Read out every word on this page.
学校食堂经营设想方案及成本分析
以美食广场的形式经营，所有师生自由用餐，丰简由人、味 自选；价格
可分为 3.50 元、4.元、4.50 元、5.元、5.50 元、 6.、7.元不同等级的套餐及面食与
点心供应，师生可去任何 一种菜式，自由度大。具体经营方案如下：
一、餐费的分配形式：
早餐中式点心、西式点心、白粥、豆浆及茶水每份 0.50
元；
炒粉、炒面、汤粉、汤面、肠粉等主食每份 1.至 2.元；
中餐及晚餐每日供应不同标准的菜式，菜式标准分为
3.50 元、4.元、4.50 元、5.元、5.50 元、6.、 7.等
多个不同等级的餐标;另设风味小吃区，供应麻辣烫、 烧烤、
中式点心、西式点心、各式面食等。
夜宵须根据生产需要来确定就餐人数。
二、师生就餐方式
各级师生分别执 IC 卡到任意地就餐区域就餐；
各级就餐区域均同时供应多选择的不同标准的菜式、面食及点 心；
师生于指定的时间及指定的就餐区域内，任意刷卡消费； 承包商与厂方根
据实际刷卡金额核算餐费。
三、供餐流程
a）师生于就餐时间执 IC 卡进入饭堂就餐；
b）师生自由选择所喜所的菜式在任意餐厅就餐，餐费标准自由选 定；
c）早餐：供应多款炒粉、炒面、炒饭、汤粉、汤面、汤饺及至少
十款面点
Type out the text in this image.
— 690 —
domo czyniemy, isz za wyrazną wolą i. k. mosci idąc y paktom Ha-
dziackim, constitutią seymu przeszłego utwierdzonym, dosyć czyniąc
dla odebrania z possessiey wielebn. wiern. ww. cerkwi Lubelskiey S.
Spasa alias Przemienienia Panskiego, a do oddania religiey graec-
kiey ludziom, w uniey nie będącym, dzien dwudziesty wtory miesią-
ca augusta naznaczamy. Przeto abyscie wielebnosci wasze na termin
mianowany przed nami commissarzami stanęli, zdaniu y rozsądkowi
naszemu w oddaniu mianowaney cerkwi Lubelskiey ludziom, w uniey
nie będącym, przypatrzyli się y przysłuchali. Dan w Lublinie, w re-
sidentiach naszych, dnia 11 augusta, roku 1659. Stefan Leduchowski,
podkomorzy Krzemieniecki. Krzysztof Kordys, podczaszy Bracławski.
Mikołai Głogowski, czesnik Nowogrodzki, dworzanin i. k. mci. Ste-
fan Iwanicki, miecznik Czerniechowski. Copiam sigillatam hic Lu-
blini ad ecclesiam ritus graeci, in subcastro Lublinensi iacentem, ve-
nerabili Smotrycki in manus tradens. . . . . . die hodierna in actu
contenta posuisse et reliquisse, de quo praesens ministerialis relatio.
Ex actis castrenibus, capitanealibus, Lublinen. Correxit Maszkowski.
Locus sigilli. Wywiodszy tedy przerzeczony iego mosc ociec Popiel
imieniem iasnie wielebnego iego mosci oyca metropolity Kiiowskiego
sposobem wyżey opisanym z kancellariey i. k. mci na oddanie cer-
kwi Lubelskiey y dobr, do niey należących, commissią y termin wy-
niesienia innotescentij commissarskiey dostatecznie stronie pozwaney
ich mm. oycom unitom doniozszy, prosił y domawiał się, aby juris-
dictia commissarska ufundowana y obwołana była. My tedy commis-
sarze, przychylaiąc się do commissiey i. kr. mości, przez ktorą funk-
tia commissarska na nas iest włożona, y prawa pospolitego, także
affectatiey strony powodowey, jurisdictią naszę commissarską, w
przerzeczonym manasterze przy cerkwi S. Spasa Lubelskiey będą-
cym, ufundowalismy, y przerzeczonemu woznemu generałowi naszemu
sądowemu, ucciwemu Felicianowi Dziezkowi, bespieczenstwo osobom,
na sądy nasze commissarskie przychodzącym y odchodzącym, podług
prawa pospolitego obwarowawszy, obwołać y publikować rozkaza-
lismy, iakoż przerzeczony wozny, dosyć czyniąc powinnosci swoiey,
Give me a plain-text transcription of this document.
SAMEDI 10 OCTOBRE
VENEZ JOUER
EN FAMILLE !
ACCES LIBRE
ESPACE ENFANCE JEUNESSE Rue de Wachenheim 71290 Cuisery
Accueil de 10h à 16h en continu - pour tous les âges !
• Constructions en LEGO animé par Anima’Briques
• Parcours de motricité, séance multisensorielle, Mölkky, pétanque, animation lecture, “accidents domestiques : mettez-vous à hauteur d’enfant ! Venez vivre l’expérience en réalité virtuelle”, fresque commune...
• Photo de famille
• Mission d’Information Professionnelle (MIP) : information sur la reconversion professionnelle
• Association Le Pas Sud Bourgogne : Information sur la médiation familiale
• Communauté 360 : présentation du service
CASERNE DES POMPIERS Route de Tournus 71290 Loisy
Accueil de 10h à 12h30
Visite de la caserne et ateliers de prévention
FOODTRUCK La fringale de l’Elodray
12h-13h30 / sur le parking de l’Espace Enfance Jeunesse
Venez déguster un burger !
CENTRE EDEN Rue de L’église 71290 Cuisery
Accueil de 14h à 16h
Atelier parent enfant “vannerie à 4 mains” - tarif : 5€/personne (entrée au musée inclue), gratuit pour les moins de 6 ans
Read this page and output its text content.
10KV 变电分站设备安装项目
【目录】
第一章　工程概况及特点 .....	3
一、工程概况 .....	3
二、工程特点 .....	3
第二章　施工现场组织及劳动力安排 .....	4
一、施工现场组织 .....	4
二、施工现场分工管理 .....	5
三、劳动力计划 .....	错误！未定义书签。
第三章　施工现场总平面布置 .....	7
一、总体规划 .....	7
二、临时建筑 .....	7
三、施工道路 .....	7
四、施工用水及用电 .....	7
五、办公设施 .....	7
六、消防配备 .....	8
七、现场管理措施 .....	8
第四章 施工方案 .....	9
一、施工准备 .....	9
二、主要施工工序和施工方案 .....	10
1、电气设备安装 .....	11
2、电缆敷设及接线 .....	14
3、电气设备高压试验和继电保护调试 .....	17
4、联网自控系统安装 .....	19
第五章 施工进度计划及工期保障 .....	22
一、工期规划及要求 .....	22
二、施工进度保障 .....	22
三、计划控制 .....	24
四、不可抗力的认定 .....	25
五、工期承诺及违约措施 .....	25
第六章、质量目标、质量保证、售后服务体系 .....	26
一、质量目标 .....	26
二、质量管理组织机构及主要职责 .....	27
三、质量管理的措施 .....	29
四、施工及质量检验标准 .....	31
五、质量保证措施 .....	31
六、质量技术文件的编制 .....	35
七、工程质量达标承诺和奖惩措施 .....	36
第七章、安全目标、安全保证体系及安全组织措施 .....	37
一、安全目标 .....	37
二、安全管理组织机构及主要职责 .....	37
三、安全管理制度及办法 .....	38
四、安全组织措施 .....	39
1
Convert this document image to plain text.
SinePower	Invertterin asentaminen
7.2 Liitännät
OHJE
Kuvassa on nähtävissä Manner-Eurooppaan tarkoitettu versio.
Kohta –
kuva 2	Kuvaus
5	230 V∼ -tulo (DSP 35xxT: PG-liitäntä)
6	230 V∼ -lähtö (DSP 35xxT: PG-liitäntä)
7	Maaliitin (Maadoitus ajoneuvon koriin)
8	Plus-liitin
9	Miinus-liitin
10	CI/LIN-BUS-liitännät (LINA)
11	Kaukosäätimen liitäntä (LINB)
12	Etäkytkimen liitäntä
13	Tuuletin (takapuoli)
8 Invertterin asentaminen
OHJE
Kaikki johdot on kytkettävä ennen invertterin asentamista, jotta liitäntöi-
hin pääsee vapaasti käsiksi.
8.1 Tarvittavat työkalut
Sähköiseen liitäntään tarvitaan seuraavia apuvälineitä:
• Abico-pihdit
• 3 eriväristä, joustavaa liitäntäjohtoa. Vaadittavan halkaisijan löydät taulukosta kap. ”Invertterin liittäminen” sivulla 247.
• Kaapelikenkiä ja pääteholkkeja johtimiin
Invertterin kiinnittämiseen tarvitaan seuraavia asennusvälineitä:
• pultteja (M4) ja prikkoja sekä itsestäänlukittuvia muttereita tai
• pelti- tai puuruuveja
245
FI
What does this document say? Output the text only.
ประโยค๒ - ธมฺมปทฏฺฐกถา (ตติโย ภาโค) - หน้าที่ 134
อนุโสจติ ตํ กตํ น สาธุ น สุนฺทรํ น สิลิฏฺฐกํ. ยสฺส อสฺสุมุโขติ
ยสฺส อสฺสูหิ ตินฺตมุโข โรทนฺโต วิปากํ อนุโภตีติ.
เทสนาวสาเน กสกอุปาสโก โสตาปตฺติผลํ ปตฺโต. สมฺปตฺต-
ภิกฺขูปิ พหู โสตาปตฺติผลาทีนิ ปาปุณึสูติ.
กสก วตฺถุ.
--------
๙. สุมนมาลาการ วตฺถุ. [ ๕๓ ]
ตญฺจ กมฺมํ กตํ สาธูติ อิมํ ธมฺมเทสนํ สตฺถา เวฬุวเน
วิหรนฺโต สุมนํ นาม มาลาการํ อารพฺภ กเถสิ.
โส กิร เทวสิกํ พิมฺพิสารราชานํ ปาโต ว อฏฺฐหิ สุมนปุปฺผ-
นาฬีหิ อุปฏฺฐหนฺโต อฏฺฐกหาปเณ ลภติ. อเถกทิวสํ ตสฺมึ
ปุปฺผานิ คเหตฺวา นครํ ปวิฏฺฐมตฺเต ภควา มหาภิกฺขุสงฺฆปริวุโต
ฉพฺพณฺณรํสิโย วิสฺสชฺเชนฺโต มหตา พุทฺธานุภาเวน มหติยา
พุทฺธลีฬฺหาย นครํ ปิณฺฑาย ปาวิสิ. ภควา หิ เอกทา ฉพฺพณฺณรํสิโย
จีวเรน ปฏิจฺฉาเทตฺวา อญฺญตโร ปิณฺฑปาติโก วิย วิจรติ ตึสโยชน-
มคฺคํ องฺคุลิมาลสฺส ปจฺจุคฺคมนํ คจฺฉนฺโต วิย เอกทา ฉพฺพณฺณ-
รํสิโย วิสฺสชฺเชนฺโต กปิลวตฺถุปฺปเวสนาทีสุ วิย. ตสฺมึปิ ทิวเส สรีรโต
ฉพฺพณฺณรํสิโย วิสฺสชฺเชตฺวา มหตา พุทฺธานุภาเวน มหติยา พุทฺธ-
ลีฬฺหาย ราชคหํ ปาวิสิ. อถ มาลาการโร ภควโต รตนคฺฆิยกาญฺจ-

CHALLENGE » Report every line in the data above in which the word "tedy" appears.

TASK RESPONSE »
Locus sigilli. Wywiodszy tedy przerzeczony iego mosc ociec Popiel
dictia commissarska ufundowana y obwołana była. My tedy commis-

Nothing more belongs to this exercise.